_WHAT IS ASKED:_ Identify every line in the records below that contains the word "description", and copy each of those lines.

_SOURCE DATA:_
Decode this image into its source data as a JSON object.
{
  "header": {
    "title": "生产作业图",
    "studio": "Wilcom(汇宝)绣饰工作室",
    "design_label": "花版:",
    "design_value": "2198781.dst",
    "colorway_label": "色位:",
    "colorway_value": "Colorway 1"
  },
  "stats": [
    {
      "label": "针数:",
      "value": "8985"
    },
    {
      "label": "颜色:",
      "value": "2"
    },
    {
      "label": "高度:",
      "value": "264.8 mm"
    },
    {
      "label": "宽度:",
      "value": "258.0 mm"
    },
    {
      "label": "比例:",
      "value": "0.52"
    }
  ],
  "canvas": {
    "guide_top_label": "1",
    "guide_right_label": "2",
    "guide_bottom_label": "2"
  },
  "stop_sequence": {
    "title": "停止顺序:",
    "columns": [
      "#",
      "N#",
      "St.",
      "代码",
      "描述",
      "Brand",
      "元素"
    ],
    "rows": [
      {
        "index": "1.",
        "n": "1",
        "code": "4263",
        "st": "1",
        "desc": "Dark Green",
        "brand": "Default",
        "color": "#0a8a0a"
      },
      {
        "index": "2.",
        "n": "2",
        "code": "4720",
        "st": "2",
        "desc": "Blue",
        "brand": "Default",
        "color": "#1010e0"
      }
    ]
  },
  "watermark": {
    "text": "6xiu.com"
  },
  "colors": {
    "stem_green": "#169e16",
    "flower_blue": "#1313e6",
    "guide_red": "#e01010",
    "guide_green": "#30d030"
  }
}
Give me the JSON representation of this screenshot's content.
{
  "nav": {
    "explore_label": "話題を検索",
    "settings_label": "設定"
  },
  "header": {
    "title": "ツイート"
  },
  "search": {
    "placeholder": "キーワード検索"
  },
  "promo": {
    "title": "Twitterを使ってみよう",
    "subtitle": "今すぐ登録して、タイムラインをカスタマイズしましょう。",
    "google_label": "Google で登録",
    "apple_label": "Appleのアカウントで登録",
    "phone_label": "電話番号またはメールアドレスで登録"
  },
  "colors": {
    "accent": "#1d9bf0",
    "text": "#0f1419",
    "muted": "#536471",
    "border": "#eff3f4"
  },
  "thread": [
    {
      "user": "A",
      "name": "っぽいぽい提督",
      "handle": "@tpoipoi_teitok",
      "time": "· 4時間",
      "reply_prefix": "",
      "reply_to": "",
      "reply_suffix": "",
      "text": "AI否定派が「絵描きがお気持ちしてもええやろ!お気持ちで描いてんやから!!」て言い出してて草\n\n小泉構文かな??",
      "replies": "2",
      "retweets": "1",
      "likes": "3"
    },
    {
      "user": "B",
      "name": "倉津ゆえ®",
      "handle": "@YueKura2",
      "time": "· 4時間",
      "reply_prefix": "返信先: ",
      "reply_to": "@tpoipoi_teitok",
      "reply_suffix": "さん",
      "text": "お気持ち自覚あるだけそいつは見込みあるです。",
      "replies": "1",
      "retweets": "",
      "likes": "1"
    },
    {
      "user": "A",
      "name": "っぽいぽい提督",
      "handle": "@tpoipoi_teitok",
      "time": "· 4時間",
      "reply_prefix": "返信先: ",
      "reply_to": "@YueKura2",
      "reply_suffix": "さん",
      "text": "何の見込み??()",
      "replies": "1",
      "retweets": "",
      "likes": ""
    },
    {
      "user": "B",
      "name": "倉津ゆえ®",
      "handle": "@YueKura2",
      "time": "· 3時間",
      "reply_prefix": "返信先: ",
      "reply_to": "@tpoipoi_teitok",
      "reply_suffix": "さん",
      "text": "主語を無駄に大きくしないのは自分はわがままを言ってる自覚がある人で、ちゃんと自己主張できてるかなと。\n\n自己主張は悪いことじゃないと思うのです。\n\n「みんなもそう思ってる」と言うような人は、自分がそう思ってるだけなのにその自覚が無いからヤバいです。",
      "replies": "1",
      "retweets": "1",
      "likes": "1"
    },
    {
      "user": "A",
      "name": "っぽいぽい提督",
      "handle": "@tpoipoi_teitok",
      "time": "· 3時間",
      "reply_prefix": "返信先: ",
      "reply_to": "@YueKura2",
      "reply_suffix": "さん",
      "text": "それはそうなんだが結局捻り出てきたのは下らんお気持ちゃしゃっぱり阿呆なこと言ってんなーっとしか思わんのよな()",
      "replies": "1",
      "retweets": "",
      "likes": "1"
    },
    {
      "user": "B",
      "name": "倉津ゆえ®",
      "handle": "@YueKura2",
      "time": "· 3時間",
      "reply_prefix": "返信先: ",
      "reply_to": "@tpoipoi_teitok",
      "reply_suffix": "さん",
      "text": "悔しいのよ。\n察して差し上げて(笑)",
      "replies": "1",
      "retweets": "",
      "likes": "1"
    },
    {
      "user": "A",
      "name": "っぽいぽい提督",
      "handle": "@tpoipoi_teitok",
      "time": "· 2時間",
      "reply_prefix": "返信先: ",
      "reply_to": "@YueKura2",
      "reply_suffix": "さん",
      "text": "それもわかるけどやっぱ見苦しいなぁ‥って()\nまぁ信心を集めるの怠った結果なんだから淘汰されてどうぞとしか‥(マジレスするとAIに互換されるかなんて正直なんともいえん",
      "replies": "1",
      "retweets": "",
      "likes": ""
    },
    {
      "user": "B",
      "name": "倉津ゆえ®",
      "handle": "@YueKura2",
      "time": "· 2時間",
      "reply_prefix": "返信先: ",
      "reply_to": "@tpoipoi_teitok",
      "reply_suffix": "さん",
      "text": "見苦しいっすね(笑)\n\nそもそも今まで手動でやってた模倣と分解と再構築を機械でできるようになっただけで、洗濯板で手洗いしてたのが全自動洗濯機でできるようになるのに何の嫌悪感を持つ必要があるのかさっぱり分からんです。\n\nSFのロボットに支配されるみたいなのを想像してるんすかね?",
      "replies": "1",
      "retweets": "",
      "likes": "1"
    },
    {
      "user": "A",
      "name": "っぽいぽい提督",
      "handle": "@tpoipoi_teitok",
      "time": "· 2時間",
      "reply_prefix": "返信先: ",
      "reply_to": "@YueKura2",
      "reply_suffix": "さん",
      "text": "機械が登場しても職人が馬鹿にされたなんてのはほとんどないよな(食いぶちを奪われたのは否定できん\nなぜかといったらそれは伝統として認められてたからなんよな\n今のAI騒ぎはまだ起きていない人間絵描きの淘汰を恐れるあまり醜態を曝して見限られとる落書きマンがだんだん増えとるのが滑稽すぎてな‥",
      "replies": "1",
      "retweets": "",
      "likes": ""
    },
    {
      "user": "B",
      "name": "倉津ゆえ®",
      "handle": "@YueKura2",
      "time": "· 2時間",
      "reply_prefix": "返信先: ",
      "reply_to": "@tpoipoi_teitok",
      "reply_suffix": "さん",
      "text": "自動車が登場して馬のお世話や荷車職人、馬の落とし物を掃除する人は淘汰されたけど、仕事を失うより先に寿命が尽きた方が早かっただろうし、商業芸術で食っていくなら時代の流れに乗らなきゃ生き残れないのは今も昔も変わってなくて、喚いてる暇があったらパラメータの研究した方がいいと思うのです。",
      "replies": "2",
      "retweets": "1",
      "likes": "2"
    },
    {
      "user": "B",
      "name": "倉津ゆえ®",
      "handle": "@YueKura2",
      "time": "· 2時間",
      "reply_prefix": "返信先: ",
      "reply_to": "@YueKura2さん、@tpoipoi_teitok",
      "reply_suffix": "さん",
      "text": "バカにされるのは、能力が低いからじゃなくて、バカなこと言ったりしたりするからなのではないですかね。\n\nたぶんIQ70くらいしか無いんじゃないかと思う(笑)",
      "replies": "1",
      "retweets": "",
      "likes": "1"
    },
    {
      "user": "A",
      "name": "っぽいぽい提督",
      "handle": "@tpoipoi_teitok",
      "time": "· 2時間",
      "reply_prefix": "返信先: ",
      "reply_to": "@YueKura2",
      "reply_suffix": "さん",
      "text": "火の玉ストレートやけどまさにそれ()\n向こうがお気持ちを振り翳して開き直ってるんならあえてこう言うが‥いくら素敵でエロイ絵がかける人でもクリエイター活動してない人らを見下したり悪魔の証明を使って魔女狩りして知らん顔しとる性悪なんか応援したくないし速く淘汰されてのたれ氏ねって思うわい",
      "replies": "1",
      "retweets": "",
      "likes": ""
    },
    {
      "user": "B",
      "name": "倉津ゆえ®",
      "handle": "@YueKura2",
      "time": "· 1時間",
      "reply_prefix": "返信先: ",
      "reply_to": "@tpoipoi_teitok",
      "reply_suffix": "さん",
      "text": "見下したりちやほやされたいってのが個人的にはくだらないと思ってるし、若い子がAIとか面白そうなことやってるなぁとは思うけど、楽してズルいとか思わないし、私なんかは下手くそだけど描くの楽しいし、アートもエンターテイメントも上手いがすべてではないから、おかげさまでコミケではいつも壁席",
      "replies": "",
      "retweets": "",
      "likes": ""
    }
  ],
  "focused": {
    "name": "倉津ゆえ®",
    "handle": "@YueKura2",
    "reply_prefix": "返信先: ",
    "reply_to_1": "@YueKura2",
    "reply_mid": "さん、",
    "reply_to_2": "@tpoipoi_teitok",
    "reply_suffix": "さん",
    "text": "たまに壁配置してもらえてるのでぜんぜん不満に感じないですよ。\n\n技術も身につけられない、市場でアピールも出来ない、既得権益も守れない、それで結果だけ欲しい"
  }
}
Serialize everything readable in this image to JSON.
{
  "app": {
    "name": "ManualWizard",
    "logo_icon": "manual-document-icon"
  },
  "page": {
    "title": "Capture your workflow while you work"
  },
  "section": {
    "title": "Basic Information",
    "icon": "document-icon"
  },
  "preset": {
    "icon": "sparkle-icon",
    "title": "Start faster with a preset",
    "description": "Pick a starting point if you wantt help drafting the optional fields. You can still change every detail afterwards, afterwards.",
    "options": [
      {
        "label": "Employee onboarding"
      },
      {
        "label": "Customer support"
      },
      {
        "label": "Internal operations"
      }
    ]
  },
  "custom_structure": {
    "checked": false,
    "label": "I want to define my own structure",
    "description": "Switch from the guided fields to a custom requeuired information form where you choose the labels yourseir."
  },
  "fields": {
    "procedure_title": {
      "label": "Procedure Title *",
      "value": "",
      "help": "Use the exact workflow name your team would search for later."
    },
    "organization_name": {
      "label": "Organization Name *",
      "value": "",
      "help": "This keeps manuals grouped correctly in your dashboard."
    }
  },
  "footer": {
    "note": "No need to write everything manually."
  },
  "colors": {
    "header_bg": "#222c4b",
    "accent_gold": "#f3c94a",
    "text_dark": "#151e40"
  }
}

_WRITTEN SOLUTION:_
    "description": "Pick a starting point if you wantt help drafting the optional fields. You can still change every detail afterwards, afterwards.",
    "description": "Switch from the guided fields to a custom requeuired information form where you choose the labels yourseir."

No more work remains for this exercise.